[Figure contents as structured data]
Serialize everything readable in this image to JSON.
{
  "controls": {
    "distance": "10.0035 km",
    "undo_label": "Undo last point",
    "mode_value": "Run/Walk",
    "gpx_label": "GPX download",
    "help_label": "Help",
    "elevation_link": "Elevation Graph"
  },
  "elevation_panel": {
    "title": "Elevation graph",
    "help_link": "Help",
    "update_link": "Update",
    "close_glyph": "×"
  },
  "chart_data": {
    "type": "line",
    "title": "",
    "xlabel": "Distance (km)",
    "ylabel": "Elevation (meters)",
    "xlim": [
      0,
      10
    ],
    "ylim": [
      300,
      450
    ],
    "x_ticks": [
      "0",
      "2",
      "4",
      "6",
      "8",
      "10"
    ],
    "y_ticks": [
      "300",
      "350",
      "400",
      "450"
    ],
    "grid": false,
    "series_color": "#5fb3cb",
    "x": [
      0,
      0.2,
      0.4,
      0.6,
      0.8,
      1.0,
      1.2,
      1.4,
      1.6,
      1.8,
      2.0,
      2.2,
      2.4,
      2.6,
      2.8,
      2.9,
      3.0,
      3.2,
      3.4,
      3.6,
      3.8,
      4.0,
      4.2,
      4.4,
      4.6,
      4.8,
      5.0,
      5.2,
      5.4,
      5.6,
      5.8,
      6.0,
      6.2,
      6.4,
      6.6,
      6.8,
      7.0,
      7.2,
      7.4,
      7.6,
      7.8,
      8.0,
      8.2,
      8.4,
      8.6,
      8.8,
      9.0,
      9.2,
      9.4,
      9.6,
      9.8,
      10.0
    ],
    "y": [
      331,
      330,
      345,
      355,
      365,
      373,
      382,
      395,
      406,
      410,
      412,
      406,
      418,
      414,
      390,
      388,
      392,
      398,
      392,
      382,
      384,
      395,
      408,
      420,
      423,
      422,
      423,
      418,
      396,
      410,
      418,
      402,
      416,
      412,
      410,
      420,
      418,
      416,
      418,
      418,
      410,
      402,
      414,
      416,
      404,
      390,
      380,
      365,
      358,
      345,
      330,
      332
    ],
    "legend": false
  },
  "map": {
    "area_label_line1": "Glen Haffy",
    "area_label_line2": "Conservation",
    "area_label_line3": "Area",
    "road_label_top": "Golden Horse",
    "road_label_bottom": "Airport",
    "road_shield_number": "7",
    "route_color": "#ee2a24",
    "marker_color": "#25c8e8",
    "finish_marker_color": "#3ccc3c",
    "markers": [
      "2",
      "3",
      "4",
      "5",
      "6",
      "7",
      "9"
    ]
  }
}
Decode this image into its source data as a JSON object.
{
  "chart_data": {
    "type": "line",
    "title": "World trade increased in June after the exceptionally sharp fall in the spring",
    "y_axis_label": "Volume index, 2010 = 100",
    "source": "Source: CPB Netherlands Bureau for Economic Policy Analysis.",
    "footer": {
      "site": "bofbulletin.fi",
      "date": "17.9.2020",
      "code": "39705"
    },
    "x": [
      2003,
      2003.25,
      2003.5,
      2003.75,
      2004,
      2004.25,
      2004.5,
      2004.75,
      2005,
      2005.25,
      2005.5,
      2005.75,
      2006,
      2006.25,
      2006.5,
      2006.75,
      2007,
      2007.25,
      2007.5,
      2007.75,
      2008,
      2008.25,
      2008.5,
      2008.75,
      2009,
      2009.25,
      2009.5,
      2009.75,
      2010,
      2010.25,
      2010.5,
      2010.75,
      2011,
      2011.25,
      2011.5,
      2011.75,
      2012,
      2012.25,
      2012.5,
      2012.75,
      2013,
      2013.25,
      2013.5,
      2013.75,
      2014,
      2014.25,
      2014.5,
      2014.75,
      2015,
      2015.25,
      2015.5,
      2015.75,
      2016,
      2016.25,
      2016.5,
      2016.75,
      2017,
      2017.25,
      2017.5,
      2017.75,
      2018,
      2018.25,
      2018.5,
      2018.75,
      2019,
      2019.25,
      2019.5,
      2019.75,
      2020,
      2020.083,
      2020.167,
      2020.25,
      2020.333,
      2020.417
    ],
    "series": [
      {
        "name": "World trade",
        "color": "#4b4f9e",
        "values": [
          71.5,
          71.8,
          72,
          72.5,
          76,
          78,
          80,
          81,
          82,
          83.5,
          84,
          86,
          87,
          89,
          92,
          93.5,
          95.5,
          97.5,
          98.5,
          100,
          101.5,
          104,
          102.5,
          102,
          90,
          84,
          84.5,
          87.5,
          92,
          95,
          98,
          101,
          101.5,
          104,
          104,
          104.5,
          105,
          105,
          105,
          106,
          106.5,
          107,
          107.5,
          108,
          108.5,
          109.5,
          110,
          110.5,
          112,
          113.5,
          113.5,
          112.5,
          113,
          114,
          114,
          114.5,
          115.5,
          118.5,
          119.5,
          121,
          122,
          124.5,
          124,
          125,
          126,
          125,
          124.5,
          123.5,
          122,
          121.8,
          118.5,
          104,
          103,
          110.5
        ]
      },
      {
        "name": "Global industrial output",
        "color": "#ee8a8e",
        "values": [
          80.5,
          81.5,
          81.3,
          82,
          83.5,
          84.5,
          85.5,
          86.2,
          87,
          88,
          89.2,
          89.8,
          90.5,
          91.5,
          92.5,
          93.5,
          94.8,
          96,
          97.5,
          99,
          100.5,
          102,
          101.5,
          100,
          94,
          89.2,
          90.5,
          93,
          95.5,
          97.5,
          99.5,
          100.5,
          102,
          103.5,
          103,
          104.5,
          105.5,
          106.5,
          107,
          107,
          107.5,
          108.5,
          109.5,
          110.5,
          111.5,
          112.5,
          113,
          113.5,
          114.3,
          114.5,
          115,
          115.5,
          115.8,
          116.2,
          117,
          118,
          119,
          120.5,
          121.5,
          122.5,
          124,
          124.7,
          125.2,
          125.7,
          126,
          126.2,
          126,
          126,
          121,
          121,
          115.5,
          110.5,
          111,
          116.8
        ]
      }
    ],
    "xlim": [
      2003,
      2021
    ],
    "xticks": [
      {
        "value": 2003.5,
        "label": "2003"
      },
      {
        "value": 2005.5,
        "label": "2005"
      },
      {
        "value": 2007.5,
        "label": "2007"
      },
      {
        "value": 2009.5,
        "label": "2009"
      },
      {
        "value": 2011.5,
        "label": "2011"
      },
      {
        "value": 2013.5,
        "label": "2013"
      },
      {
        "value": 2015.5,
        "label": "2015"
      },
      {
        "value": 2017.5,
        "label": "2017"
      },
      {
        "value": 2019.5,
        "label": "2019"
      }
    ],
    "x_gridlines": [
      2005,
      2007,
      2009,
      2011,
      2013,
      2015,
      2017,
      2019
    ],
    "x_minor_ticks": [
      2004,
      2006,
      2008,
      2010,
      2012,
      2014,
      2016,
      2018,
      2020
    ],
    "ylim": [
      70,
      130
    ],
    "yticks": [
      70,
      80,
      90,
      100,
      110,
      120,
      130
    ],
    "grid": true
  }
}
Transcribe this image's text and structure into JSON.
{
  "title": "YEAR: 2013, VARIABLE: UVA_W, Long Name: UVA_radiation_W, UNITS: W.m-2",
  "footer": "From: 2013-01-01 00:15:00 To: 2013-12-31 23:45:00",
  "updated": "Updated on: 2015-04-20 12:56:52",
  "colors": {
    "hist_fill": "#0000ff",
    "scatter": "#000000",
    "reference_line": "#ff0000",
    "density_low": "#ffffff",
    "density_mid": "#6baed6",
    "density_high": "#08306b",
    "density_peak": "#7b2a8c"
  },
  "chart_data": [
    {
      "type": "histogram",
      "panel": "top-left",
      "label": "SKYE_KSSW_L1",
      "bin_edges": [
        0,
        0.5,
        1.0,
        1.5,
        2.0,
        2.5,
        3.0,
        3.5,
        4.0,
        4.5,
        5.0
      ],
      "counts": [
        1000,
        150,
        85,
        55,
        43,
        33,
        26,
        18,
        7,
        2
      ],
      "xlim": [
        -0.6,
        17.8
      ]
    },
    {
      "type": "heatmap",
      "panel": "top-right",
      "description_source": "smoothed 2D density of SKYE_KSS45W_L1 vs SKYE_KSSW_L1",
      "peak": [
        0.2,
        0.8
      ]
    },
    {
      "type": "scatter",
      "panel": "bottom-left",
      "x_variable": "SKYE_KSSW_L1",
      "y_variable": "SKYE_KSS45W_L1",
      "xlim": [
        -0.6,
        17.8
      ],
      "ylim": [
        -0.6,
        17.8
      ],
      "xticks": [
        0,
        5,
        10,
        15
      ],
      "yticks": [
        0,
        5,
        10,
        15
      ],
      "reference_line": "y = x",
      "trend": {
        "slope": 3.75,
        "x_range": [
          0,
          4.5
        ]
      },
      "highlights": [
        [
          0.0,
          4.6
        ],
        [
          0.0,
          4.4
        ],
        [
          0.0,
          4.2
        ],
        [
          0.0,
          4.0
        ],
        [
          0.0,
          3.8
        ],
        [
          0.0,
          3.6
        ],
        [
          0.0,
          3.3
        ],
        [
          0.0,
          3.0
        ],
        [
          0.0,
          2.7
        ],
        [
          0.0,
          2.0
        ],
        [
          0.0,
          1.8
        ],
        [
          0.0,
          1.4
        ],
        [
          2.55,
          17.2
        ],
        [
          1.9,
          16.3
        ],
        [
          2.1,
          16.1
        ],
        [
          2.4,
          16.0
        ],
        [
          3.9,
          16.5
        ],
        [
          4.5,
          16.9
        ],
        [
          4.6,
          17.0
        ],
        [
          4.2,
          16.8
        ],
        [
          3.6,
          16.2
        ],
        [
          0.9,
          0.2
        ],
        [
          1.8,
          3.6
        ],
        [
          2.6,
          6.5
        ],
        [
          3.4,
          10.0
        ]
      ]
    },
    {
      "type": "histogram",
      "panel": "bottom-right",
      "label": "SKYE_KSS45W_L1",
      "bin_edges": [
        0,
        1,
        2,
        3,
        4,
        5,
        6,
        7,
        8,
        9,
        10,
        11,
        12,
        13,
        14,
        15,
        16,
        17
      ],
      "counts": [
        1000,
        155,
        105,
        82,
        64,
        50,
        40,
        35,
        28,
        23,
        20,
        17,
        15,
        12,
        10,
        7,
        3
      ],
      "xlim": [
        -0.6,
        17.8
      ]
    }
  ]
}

▸ **Problem description**: Only lines with the word "World" should be collected from the material.

▸ **Answer for this exercise**:
    "title": "World trade increased in June after the exceptionally sharp fall in the spring",
        "name": "World trade",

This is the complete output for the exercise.